What you will do:
Look through the material below for "screenshot". Copy every line that contains it.

Task material:
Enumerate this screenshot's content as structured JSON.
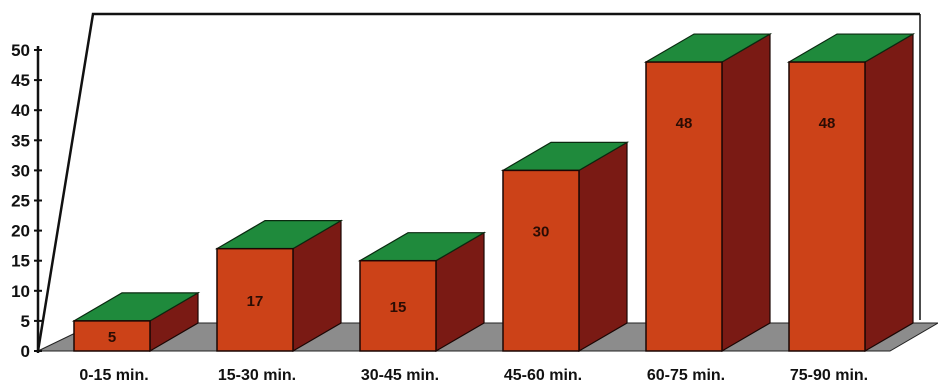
{
  "chart_data": {
    "type": "bar",
    "style": "3d",
    "title": "",
    "xlabel": "",
    "ylabel": "",
    "categories": [
      "0-15 min.",
      "15-30 min.",
      "30-45 min.",
      "45-60 min.",
      "60-75 min.",
      "75-90 min."
    ],
    "values": [
      5,
      17,
      15,
      30,
      48,
      48
    ],
    "data_labels": [
      "5",
      "17",
      "15",
      "30",
      "48",
      "48"
    ],
    "ylim": [
      0,
      50
    ],
    "yticks": [
      0,
      5,
      10,
      15,
      20,
      25,
      30,
      35,
      40,
      45,
      50
    ],
    "grid": false,
    "legend": "none",
    "colors": {
      "bar_front": "#cc4218",
      "bar_side": "#7a1a14",
      "bar_top": "#1f8a3c",
      "floor": "#8c8c8c",
      "axis": "#111111"
    }
  }
}
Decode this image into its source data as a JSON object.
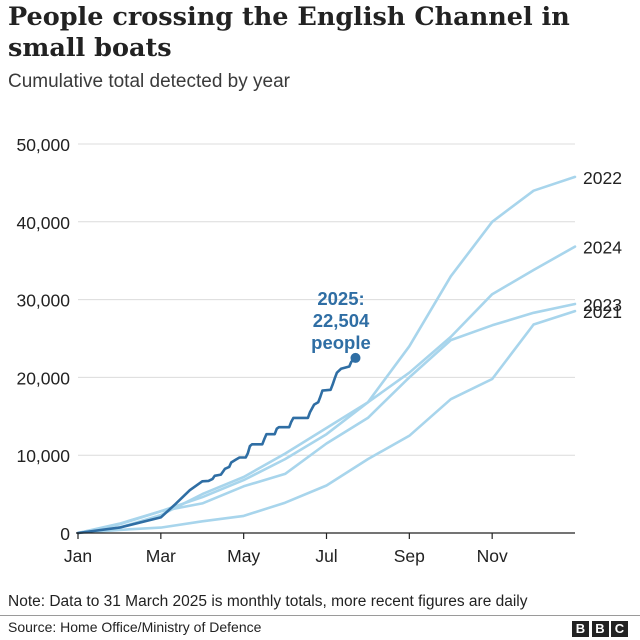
{
  "title": "People crossing the English Channel in small boats",
  "subtitle": "Cumulative total detected by year",
  "note": "Note: Data to 31 March 2025 is monthly totals, more recent figures are daily",
  "source": "Source: Home Office/Ministry of Defence",
  "logo": [
    "B",
    "B",
    "C"
  ],
  "chart_data": {
    "type": "line",
    "xlim": [
      0,
      12
    ],
    "ylim": [
      0,
      50000
    ],
    "y_ticks": [
      {
        "value": 0,
        "label": "0"
      },
      {
        "value": 10000,
        "label": "10,000"
      },
      {
        "value": 20000,
        "label": "20,000"
      },
      {
        "value": 30000,
        "label": "30,000"
      },
      {
        "value": 40000,
        "label": "40,000"
      },
      {
        "value": 50000,
        "label": "50,000"
      }
    ],
    "x_ticks": [
      {
        "value": 0,
        "label": "Jan"
      },
      {
        "value": 2,
        "label": "Mar"
      },
      {
        "value": 4,
        "label": "May"
      },
      {
        "value": 6,
        "label": "Jul"
      },
      {
        "value": 8,
        "label": "Sep"
      },
      {
        "value": 10,
        "label": "Nov"
      }
    ],
    "grid": true,
    "colors": {
      "past": "#a8d5ec",
      "current": "#2f6ea4",
      "grid": "#dcdcdc",
      "axis": "#222222",
      "text": "#222222"
    },
    "series": [
      {
        "name": "2022",
        "label": "2022",
        "points": [
          [
            0,
            0
          ],
          [
            1,
            1200
          ],
          [
            2,
            2800
          ],
          [
            3,
            4600
          ],
          [
            4,
            6800
          ],
          [
            5,
            9500
          ],
          [
            6,
            12700
          ],
          [
            7,
            16800
          ],
          [
            8,
            24000
          ],
          [
            9,
            33000
          ],
          [
            10,
            40000
          ],
          [
            11,
            44000
          ],
          [
            12,
            45774
          ]
        ]
      },
      {
        "name": "2024",
        "label": "2024",
        "points": [
          [
            0,
            0
          ],
          [
            1,
            700
          ],
          [
            2,
            2300
          ],
          [
            3,
            5000
          ],
          [
            4,
            7200
          ],
          [
            5,
            10200
          ],
          [
            6,
            13500
          ],
          [
            7,
            16800
          ],
          [
            8,
            20600
          ],
          [
            9,
            25200
          ],
          [
            10,
            30700
          ],
          [
            11,
            33800
          ],
          [
            12,
            36816
          ]
        ]
      },
      {
        "name": "2023",
        "label": "2023",
        "points": [
          [
            0,
            0
          ],
          [
            1,
            1100
          ],
          [
            2,
            2800
          ],
          [
            3,
            3800
          ],
          [
            4,
            6000
          ],
          [
            5,
            7600
          ],
          [
            6,
            11500
          ],
          [
            7,
            14800
          ],
          [
            8,
            20000
          ],
          [
            9,
            24800
          ],
          [
            10,
            26700
          ],
          [
            11,
            28300
          ],
          [
            12,
            29437
          ]
        ]
      },
      {
        "name": "2021",
        "label": "2021",
        "points": [
          [
            0,
            0
          ],
          [
            1,
            400
          ],
          [
            2,
            700
          ],
          [
            3,
            1500
          ],
          [
            4,
            2200
          ],
          [
            5,
            3900
          ],
          [
            6,
            6100
          ],
          [
            7,
            9500
          ],
          [
            8,
            12500
          ],
          [
            9,
            17200
          ],
          [
            10,
            19800
          ],
          [
            11,
            26800
          ],
          [
            12,
            28526
          ]
        ]
      },
      {
        "name": "2025",
        "label": "2025",
        "points": [
          [
            0,
            0
          ],
          [
            1,
            700
          ],
          [
            2,
            2000
          ],
          [
            2.35,
            3700
          ],
          [
            2.7,
            5500
          ],
          [
            3.0,
            6650
          ],
          [
            3.15,
            6700
          ],
          [
            3.25,
            6960
          ],
          [
            3.3,
            7350
          ],
          [
            3.45,
            7500
          ],
          [
            3.55,
            8250
          ],
          [
            3.65,
            8500
          ],
          [
            3.7,
            9060
          ],
          [
            3.8,
            9400
          ],
          [
            3.9,
            9700
          ],
          [
            4.05,
            9700
          ],
          [
            4.1,
            10230
          ],
          [
            4.15,
            11170
          ],
          [
            4.2,
            11400
          ],
          [
            4.45,
            11400
          ],
          [
            4.5,
            12100
          ],
          [
            4.55,
            12700
          ],
          [
            4.75,
            12700
          ],
          [
            4.8,
            13400
          ],
          [
            4.85,
            13600
          ],
          [
            5.1,
            13600
          ],
          [
            5.15,
            14300
          ],
          [
            5.2,
            14800
          ],
          [
            5.55,
            14800
          ],
          [
            5.6,
            15500
          ],
          [
            5.65,
            16000
          ],
          [
            5.7,
            16500
          ],
          [
            5.8,
            16800
          ],
          [
            5.85,
            17500
          ],
          [
            5.9,
            18300
          ],
          [
            6.1,
            18400
          ],
          [
            6.15,
            19100
          ],
          [
            6.2,
            19900
          ],
          [
            6.25,
            20600
          ],
          [
            6.35,
            21100
          ],
          [
            6.55,
            21400
          ],
          [
            6.6,
            22000
          ],
          [
            6.7,
            22504
          ]
        ]
      }
    ],
    "annotation": {
      "lines": [
        "2025:",
        "22,504",
        "people"
      ],
      "target": [
        6.7,
        22504
      ],
      "x": 6.35,
      "y": 29300
    }
  }
}
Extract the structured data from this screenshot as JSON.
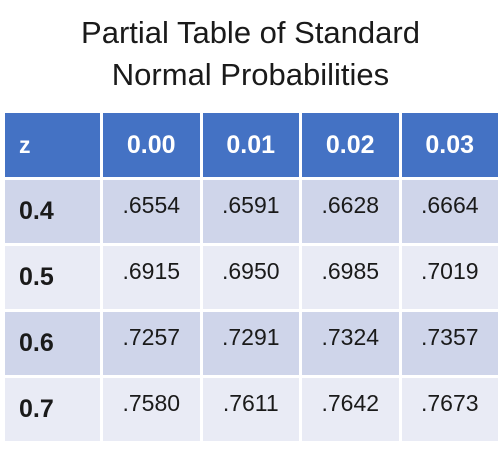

Written answer:
Enumerate this screenshot's content as structured JSON.
Extract the structured data from this screenshot as JSON.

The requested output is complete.